Directions – Tally up the lines where the string "αναζήτησης" appears; reply with the number only.
* * * * *
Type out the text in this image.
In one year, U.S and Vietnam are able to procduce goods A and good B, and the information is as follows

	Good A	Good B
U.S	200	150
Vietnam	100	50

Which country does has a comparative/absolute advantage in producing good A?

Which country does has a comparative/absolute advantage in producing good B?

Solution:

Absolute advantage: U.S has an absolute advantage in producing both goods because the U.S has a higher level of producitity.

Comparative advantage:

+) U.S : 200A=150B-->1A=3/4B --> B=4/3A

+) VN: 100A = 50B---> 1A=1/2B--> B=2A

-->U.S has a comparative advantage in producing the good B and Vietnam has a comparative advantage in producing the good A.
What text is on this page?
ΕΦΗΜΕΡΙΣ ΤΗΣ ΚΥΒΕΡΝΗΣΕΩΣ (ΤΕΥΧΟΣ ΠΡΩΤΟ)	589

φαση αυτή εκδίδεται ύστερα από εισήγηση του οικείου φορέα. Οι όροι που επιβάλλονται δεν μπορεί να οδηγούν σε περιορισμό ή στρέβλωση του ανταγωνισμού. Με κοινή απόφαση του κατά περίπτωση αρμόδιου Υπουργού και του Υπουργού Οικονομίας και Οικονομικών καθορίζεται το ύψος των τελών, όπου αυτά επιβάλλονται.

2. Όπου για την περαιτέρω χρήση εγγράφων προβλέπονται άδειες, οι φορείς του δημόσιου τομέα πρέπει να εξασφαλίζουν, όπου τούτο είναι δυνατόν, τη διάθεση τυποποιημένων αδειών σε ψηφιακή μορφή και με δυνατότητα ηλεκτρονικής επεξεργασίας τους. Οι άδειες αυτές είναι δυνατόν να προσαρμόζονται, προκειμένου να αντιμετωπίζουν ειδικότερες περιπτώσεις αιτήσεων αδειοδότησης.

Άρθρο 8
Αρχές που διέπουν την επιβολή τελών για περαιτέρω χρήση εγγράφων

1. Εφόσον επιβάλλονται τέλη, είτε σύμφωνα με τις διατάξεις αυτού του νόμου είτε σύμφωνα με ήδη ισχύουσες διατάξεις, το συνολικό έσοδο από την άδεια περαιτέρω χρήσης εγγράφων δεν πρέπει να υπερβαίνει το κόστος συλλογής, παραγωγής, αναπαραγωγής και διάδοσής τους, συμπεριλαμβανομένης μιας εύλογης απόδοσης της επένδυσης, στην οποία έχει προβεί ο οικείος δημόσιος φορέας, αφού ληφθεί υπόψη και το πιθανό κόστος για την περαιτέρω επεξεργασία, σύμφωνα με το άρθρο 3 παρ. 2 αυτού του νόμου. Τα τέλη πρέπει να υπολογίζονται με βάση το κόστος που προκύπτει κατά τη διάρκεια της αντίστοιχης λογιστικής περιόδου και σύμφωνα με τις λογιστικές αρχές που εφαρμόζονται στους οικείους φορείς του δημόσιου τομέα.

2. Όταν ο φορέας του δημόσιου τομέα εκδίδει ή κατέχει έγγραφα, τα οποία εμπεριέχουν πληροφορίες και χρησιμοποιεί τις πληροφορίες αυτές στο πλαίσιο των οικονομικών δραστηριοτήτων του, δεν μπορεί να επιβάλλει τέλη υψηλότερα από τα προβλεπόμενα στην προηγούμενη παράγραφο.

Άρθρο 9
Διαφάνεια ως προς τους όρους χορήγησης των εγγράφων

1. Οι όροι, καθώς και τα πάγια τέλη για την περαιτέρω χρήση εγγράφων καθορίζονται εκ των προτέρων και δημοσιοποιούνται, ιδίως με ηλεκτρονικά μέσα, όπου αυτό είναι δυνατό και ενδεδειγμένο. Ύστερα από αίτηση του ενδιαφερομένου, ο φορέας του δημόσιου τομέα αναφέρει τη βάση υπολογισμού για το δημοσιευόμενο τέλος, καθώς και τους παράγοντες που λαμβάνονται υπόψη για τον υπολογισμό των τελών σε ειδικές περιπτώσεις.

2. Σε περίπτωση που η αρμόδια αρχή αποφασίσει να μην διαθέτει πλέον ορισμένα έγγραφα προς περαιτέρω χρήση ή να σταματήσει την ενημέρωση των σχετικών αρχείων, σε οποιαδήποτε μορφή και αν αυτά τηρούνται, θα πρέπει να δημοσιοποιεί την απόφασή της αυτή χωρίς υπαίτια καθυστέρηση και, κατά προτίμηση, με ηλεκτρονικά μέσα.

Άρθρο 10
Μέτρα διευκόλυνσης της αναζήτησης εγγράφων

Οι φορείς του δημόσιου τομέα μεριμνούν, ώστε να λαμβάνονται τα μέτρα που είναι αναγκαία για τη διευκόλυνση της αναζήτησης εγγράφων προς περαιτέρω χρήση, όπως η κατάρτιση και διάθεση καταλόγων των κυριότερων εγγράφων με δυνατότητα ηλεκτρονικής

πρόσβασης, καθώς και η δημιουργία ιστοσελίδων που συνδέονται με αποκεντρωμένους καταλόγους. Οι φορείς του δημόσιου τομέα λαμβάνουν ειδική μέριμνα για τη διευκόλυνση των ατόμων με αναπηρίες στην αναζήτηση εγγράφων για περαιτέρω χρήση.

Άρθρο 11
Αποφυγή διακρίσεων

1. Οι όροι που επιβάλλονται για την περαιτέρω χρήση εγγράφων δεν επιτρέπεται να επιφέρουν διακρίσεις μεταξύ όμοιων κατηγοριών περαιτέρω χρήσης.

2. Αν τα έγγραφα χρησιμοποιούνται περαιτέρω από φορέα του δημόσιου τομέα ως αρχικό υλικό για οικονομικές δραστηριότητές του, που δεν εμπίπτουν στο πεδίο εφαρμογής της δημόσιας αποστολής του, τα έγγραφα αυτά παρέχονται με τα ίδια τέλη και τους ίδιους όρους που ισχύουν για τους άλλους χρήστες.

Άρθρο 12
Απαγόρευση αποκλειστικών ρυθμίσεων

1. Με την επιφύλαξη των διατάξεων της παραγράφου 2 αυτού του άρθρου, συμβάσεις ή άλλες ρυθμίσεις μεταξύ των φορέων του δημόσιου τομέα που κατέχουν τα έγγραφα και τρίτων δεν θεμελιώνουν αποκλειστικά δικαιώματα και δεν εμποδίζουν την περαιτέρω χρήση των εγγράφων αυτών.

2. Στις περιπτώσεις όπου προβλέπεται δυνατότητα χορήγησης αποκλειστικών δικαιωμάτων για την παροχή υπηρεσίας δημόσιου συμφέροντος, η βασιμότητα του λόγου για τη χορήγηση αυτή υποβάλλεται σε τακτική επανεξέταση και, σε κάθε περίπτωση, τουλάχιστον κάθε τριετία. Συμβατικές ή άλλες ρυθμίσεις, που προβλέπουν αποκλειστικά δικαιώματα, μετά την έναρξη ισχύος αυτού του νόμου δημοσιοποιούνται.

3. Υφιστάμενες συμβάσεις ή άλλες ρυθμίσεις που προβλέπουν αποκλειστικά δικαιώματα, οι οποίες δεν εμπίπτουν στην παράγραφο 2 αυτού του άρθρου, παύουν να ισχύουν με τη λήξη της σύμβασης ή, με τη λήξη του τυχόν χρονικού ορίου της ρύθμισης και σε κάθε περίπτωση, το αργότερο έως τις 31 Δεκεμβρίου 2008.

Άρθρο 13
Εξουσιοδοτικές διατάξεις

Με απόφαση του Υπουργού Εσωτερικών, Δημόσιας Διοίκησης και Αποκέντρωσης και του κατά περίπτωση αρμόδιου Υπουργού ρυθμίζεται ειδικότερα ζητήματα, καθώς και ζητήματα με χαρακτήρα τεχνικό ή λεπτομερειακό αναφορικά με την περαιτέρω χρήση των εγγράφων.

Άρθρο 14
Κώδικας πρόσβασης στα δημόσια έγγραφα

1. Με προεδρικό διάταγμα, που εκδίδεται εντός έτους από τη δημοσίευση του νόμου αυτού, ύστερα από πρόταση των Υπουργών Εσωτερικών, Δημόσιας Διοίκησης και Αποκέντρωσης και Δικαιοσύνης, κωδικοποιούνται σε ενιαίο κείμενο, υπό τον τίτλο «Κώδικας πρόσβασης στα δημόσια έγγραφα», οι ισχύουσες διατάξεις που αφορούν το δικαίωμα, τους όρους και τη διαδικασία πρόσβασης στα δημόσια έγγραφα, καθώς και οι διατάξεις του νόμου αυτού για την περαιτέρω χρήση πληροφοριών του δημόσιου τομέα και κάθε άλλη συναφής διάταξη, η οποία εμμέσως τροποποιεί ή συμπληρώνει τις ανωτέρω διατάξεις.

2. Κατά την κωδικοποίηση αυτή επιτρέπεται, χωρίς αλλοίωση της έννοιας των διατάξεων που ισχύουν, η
* * * * *
Answer below – 2